■ Quesito:
Indica se ciascuna delle affermazioni seguenti concorda con l'estratto su Evangelion riportato più avanti, rispondendo sì o no e citando fedelmente le parole decisive. 1. Il film porta a termine tutte le trame principali e secondarie della serie. 2. Gli elementi introdotti nel film risolvono del tutto i misteri della serie. 3. Sono trascorsi cinque anni dalla prima visione.

Per quanto riguarda la trama è un po' difficile parlarne senza rivelare molti sviluppi rilevanti: per questa ragione mi limiterò a dire che il film conduce i personaggi, resi complessi e sfaccettati già nella serie, ai loro limiti psicologici (giusto per fare qualche esempio, trovo a dir poco magistrale la sequenza della "vendetta" di Ritsuko contro Gendo, così come il risveglio di Asuka) e porta a compimento tutte le trame principali e secondarie portate avanti dalla serie, ma, come di consueto con Anno e con Evangelion, da ogni risposta finalmente data corrisponde almeno una nuova domanda. Gli elementi introdotti nel film (il Frutto della Vita, il Frutto della Conoscenza, e via discorrendo), così come diverse scene (Fuyutsuki e Yui che parlano all'ombra di un albero, per esempio), se da un lato si collegano a quanto visto nella serie regolare, dall'altro non fanno che infittire alcuni misteri, rendendo il tutto ancora più complesso e concettualmente immenso. Il bello di Evangelion, e quindi anche dell'EoE, è la possibilità di limitarsi a ciò che si è visto traendone direttamente le proprie conclusioni oppure di fare qualche ricerca e cercare un aiuto per mettere insieme i pezzi al fine di fare nuovi collegamenti. Dopo nove anni dalla prima visione, mi capita tuttora di trascorrere ore intere a parlare della serie e del film conclusivo. È questo ciò che più amo di Evangelion: la sua estrema duttilità, la sua complessità, la sua polivalenza e la possibilità di interpretarlo e reinterpretarlo ancora.

■ Righe mostrate:
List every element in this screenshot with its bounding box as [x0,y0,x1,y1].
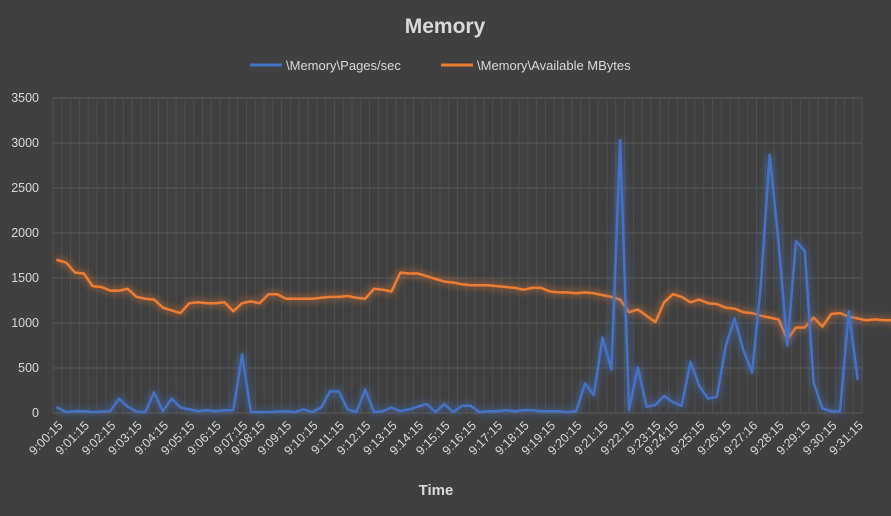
x-axis-title: Time [419,482,454,499]
legend-label-available-mbytes: \Memory\Available MBytes [477,58,631,73]
y-tick-label: 2500 [11,181,39,195]
chart-legend: \Memory\Pages/sec \Memory\Available MByt… [250,58,631,73]
y-tick-label: 1000 [11,316,39,330]
x-axis-tick-labels: 9:00:159:01:159:02:159:03:159:04:159:05:… [26,418,866,457]
series-line-pages-sec [56,139,859,414]
y-tick-label: 0 [32,406,39,420]
y-tick-label: 1500 [11,271,39,285]
chart-grid [52,97,863,414]
y-tick-label: 2000 [11,226,39,240]
legend-label-pages-sec: \Memory\Pages/sec [286,58,401,73]
y-tick-label: 3000 [11,136,39,150]
y-tick-label: 500 [18,361,39,375]
y-tick-label: 3500 [11,91,39,105]
chart-title: Memory [405,15,486,38]
series-line-available-mbytes [56,258,891,341]
y-axis-tick-labels: 0 500 1000 1500 2000 2500 3000 3500 [11,91,39,420]
series-layer [56,139,891,414]
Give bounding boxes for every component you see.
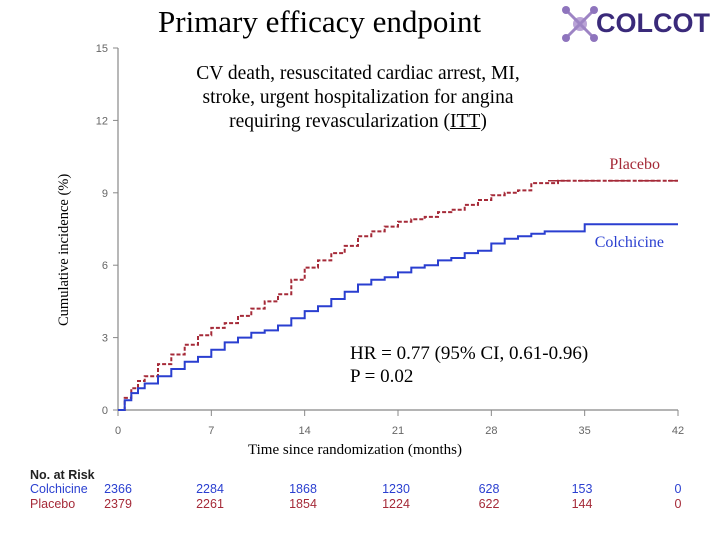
at-risk-value: 2261 [196,497,224,511]
description-line-1: CV death, resuscitated cardiac arrest, M… [196,63,520,84]
x-tick-label: 14 [299,425,311,437]
at-risk-row-label: Placebo [30,497,76,511]
y-tick-label: 6 [102,260,108,272]
description-line-3-start: requiring revascularization ( [229,111,451,132]
at-risk-row-label: Colchicine [30,482,88,496]
p-value-text: P = 0.02 [350,366,414,387]
x-tick-label: 28 [485,425,497,437]
colcot-logo: COLCOT [562,4,718,44]
description-line-3-end: ) [480,111,487,132]
description-line-2: stroke, urgent hospitalization for angin… [202,87,514,108]
legend-label-colchicine: Colchicine [595,234,664,251]
y-tick-label: 0 [102,405,108,417]
at-risk-value: 628 [478,482,500,496]
hazard-ratio-text: HR = 0.77 (95% CI, 0.61-0.96) [350,343,589,364]
x-tick-label: 21 [392,425,404,437]
at-risk-value: 2284 [196,482,224,496]
at-risk-value: 0 [674,482,682,496]
at-risk-value: 153 [571,482,593,496]
molecule-logo-icon [562,6,598,42]
chart-series: Placebo Colchicine [117,156,679,411]
endpoint-description: CV death, resuscitated cardiac arrest, M… [128,62,588,134]
legend-label-placebo: Placebo [609,156,660,173]
series-line-placebo [118,179,678,411]
description-line-3: requiring revascularization (ITT) [128,110,588,134]
at-risk-value: 144 [571,497,593,511]
at-risk-value: 1854 [289,497,317,511]
slide-title: Primary efficacy endpoint [158,4,482,39]
itt-label: ITT [450,111,481,132]
hazard-ratio-annotation: HR = 0.77 (95% CI, 0.61-0.96) P = 0.02 [350,342,588,388]
at-risk-value: 2366 [104,482,132,496]
series-line-colchicine [118,223,678,411]
x-tick-label: 35 [579,425,591,437]
chart-axes: 0 3 6 9 12 15 0 7 14 21 28 35 42 [96,43,684,437]
at-risk-value: 622 [478,497,500,511]
y-tick-label: 3 [102,333,108,345]
logo-text: COLCOT [596,8,710,38]
x-tick-label: 42 [672,425,684,437]
y-tick-label: 15 [96,43,108,55]
y-tick-label: 9 [102,188,108,200]
y-tick-label: 12 [96,115,108,127]
at-risk-value: 0 [674,497,682,511]
at-risk-value: 1868 [289,482,317,496]
x-tick-label: 7 [208,425,214,437]
at-risk-value: 2379 [104,497,132,511]
at-risk-value: 1230 [382,482,410,496]
x-tick-label: 0 [115,425,121,437]
x-axis-label: Time since randomization (months) [248,442,462,458]
at-risk-header: No. at Risk [30,468,95,482]
at-risk-value: 1224 [382,497,410,511]
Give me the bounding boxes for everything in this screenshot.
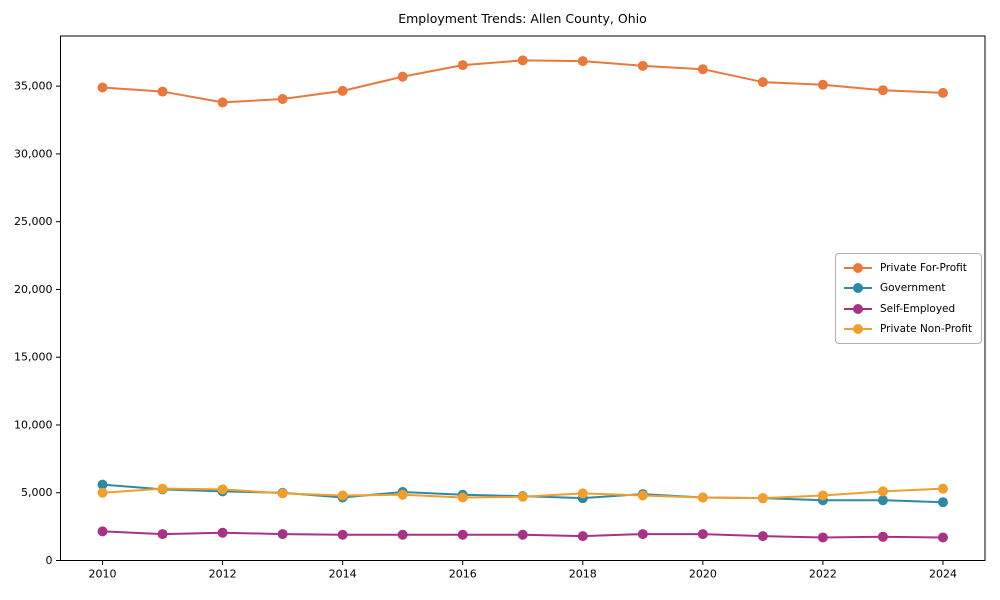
data-point-private-non-profit-2013 — [277, 488, 288, 499]
data-point-private-non-profit-2022 — [817, 490, 828, 501]
axes-frame — [60, 35, 986, 561]
y-tick-label: 20,000 — [14, 283, 53, 296]
legend-line-marker-icon — [844, 283, 872, 294]
data-point-self-employed-2015 — [397, 529, 408, 540]
y-tick-label: 5,000 — [21, 486, 53, 499]
data-point-private-for-profit-2011 — [157, 86, 168, 97]
data-point-private-non-profit-2015 — [397, 489, 408, 500]
data-point-private-for-profit-2010 — [97, 82, 108, 93]
x-tick-label: 2014 — [329, 568, 357, 581]
data-point-self-employed-2021 — [757, 531, 768, 542]
data-point-self-employed-2013 — [277, 529, 288, 540]
data-point-private-for-profit-2024 — [937, 87, 948, 98]
data-point-government-2023 — [877, 495, 888, 506]
data-point-private-non-profit-2019 — [637, 490, 648, 501]
data-point-self-employed-2019 — [637, 529, 648, 540]
data-point-private-non-profit-2023 — [877, 486, 888, 497]
legend-line-marker-icon — [844, 263, 872, 274]
legend-item-private-for-profit: Private For-Profit — [843, 262, 974, 274]
data-point-self-employed-2022 — [817, 532, 828, 543]
y-tick-label: 0 — [46, 554, 53, 567]
data-point-private-non-profit-2018 — [577, 488, 588, 499]
data-point-self-employed-2012 — [217, 527, 228, 538]
data-point-private-for-profit-2014 — [337, 85, 348, 96]
data-point-self-employed-2011 — [157, 529, 168, 540]
data-point-self-employed-2016 — [457, 529, 468, 540]
data-point-self-employed-2018 — [577, 531, 588, 542]
y-tick-label: 25,000 — [14, 215, 53, 228]
data-point-private-for-profit-2012 — [217, 97, 228, 108]
data-point-self-employed-2014 — [337, 529, 348, 540]
data-point-private-for-profit-2022 — [817, 79, 828, 90]
data-point-private-for-profit-2023 — [877, 85, 888, 96]
data-point-self-employed-2023 — [877, 531, 888, 542]
legend-item-government: Government — [843, 282, 974, 294]
data-point-government-2024 — [937, 497, 948, 508]
data-point-private-non-profit-2016 — [457, 492, 468, 503]
data-point-private-non-profit-2012 — [217, 484, 228, 495]
data-point-private-for-profit-2013 — [277, 94, 288, 105]
x-tick-label: 2018 — [569, 568, 597, 581]
legend-label: Private Non-Profit — [880, 322, 973, 335]
x-tick-label: 2010 — [89, 568, 117, 581]
data-point-private-non-profit-2011 — [157, 483, 168, 494]
legend: Private For-Profit Government Self-Employe… — [835, 253, 982, 344]
legend-label: Self-Employed — [880, 302, 956, 315]
data-point-private-for-profit-2017 — [517, 55, 528, 66]
y-tick-label: 35,000 — [14, 80, 53, 93]
chart-title: Employment Trends: Allen County, Ohio — [398, 11, 647, 26]
x-tick-label: 2024 — [929, 568, 957, 581]
x-tick-label: 2022 — [809, 568, 837, 581]
legend-line-marker-icon — [844, 323, 872, 334]
data-point-private-for-profit-2015 — [397, 71, 408, 82]
y-tick-label: 15,000 — [14, 351, 53, 364]
data-point-private-non-profit-2014 — [337, 490, 348, 501]
legend-label: Private For-Profit — [880, 262, 967, 275]
data-point-private-for-profit-2016 — [457, 60, 468, 71]
legend-label: Government — [880, 282, 946, 295]
x-tick-label: 2012 — [209, 568, 237, 581]
data-point-private-non-profit-2010 — [97, 487, 108, 498]
series-line-private-for-profit — [101, 59, 944, 104]
legend-item-private-non-profit: Private Non-Profit — [843, 323, 974, 335]
legend-item-self-employed: Self-Employed — [843, 303, 974, 315]
data-point-self-employed-2020 — [697, 529, 708, 540]
x-tick-label: 2016 — [449, 568, 477, 581]
data-point-private-non-profit-2024 — [937, 483, 948, 494]
data-point-private-for-profit-2019 — [637, 60, 648, 71]
x-tick-label: 2020 — [689, 568, 717, 581]
y-tick-label: 10,000 — [14, 418, 53, 431]
data-point-government-2010 — [97, 479, 108, 490]
data-point-self-employed-2010 — [97, 526, 108, 537]
data-point-private-for-profit-2018 — [577, 56, 588, 67]
legend-line-marker-icon — [844, 303, 872, 314]
data-point-private-non-profit-2017 — [517, 491, 528, 502]
data-point-private-non-profit-2020 — [697, 492, 708, 503]
data-point-private-non-profit-2021 — [757, 493, 768, 504]
data-point-private-for-profit-2020 — [697, 64, 708, 75]
data-point-private-for-profit-2021 — [757, 77, 768, 88]
data-point-self-employed-2024 — [937, 532, 948, 543]
y-tick-label: 30,000 — [14, 147, 53, 160]
data-point-self-employed-2017 — [517, 529, 528, 540]
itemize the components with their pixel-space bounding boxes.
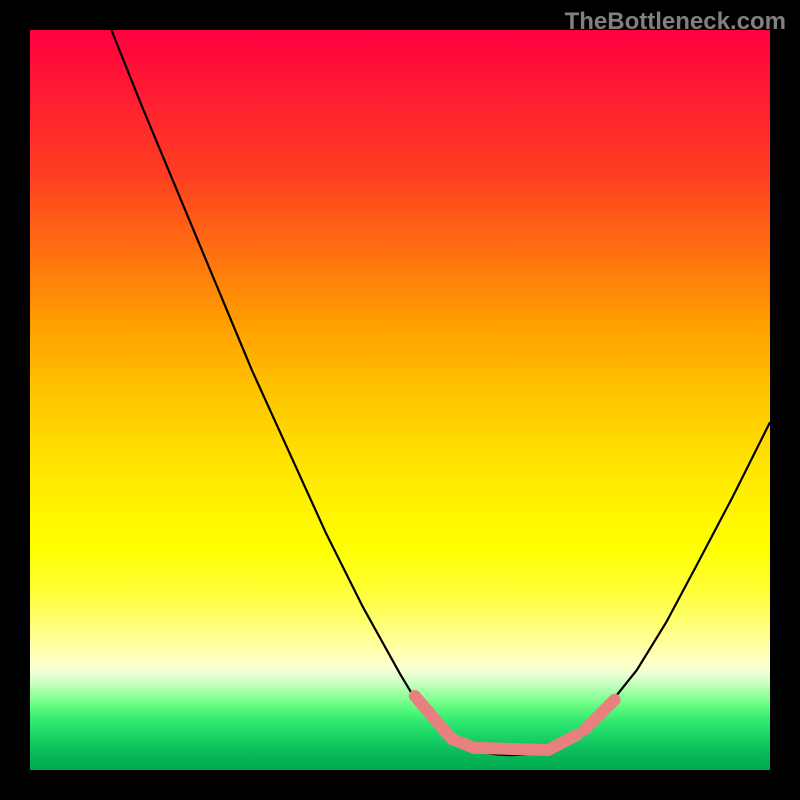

■ Risposta:
1. Sì: «porta a compimento tutte le trame principali e secondarie portate avanti dalla serie».
2. No: «non fanno che infittire alcuni misteri».
3. No: «Dopo nove anni dalla prima visione».